The question of whether two people can share DNA without being genealogically related often arises from at-home ancestry test results. The answer depends entirely on how “sharing DNA” and “related” are defined. While all people are genetically connected in the context of deep human history, recent family history requires distinguishing between different types of genetic sharing. Understanding the technical definitions used in genetics is necessary to reconcile a DNA match notification with the absence of a known common ancestor.
The Universal Truth of Shared DNA
All human beings share a profound genetic connection, which is the baseline truth of our species. This deep, ancient relationship means that any two people selected at random are approximately 99.9% genetically identical. The vast majority of the human genome is dedicated to fundamental biological functions necessary for life, which are conserved across all individuals.
This massive amount of shared DNA is a direct result of our common evolutionary origin, establishing universal relatedness. The difference between two people is confined to the remaining fraction of a percent, which accounts for all the variation in human traits, such as eye color or disease susceptibility. While this shared bulk of the genome means every human is related, this genetic fact is too broad to be useful for family history.
Defining Genetic Relatedness in Ancestry Testing
Commercial DNA testing companies define a meaningful relationship by looking for signs of recent common ancestry, a much stricter standard than evolutionary sharing. This genealogical relatedness is measured by identifying shared segments of DNA, quantified using the centimorgan (cM) unit. A centimorgan is not a physical distance but a measure of the statistical likelihood that two DNA segments will be separated during inheritance.
When two people share a significant number of centimorgans, it suggests they inherited that identical segment from a recent common ancestor. For example, first cousins typically share around 1,000 cM. Even distant cousins sharing an eighth great-grandparent may still share small amounts of DNA. The amount of shared cM is what the testing company uses to estimate the closeness of the relationship, such as identifying a second or third cousin.
The Critical Distinction: Identity by State vs. Identity by Descent
Sharing DNA without being recently related relies on the distinction between Identity by State (IBS) and Identity by Descent (IBD). Identity by Descent (IBD) is the standard for genealogical relatedness. It means the shared DNA segment was passed down directly from a recent, known common ancestor. This segment is identical because it has not been split or altered by recombination since being inherited from that shared ancestor.
Conversely, Identity by State (IBS) describes DNA segments that are identical in sequence but are not inherited from a recent common ancestor. The two people happen to have the exact same DNA sequence at the same location, either due to random chance or inheritance from a very distant ancestor. While all IBD segments are also IBS, an IBS segment is only considered IBD if it originates from a recent ancestor.
The existence of IBS is why a DNA test can report a “match” even when a recent family connection is absent. This identity by chance is more likely to occur with shorter DNA segments. The probability of a random, identical sequence matching another person’s increases as the segment length decreases. Testing company algorithms must interpret whether a shared segment is a true IBD match or merely a coincidental IBS match.
Factors That Create False Sharing
Several genetic and demographic factors increase the likelihood of two people sharing DNA segments that are Identical by State (IBS) rather than Identical by Descent (IBD). The size of the shared segment is the most important indicator. Segments below a certain centimorgan threshold are highly likely to be false positives. Although the exact threshold varies, segments under 7 to 10 cM are frequently considered too small to reliably indicate a recent common ancestor.
Another significant factor is endogamy, which occurs when a group marries within a small, isolated community over many generations. Examples include specific religious or geographically isolated groups. This repeated intermarriage dramatically inflates the amount of shared DNA within the group, as everyone is distantly related through multiple ancient lines.
The total amount of shared DNA in an endogamous population can appear much higher than the actual genealogical relationship suggests. A distant cousin may look genetically like a much closer relative. In these cases, the multiple small segments are IBS, originating from ancestors far beyond the typical genealogical cutoff. When evaluating a match from an endogamous population, genetic genealogists often focus only on the largest shared segment, requiring it to be over 20 cM to confirm a recent relationship.

_RECORDS SHOWN:_
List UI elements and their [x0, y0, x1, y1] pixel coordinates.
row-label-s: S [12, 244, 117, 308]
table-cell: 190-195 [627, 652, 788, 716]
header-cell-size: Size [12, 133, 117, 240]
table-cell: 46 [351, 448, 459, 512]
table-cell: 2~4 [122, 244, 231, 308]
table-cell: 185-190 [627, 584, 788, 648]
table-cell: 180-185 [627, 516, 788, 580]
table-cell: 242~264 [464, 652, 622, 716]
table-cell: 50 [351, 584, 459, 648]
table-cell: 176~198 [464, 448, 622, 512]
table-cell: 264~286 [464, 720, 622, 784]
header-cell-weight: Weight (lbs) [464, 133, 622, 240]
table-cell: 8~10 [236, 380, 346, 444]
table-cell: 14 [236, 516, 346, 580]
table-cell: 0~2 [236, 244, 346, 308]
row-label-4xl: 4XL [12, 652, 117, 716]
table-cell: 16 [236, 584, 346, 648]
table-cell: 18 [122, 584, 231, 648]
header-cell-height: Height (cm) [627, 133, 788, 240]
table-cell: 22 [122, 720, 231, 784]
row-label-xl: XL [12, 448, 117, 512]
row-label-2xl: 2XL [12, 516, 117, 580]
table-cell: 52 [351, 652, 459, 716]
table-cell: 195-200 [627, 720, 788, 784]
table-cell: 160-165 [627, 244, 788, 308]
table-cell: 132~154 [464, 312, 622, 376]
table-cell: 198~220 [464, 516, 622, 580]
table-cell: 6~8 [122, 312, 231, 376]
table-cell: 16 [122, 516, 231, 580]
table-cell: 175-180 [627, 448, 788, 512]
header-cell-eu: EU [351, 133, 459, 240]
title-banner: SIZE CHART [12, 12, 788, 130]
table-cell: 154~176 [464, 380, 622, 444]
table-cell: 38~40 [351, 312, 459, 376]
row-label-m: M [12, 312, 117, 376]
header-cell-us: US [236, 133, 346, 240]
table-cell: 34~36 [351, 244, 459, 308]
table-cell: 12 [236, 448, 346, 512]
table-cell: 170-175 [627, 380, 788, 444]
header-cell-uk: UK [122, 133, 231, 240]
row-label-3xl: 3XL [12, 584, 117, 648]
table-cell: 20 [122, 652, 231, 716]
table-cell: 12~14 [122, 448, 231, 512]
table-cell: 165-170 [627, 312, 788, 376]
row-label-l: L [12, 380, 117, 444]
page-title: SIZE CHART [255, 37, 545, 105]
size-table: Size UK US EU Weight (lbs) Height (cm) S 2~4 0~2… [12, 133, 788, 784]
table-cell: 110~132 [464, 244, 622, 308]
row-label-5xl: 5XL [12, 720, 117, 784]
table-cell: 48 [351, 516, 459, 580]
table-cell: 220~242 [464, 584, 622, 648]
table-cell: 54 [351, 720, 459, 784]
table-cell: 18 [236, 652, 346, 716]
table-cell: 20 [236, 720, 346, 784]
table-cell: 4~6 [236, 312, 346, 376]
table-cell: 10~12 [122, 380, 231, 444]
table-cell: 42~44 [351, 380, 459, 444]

_COMPLETE THE FOLLOWING:_
1/ Retype the shared-DNA passage word for word, starting at "The Universal Truth" and ending at "across all individuals.".
2/ In the shared-DNA passage, condense the paragraph beginning "Another significant factor is endogamy" into a short bulleted list that keeps its main facts.
3/ Using the shared-DNA passage, decide whether each statement agrees with it. Answer yes or no, and quote the words that settle it.
(a) First cousins typically share around 1,000 cM.
(b) A centimorgan is a measure of physical distance.
(c) For a match from an endogamous population, genetic genealogists often require the largest shared segment to exceed 20 cM.
Base every answer on the shared-DNA passage alone.

_TASK-BY-TASK ANSWERS:_
1/
The Universal Truth of Shared DNA
All human beings share a profound genetic connection, which is the baseline truth of our species. This deep, ancient relationship means that any two people selected at random are approximately 99.9% genetically identical. The vast majority of the human genome is dedicated to fundamental biological functions necessary for life, which are conserved across all individuals.

2/
- Endogamy is when a group marries within a small, isolated community over many generations.
- Examples include specific religious or geographically isolated groups.
- Repeated intermarriage greatly inflates shared DNA within the group, because everyone is distantly related through multiple ancient lines.

3/
(a) Yes: "first cousins typically share around 1,000 cM."
(b) No: "A centimorgan is not a physical distance but a measure of the statistical likelihood that two DNA segments will be separated during inheritance."
(c) Yes: "genetic genealogists often focus only on the largest shared segment, requiring it to be over 20 cM to confirm a recent relationship."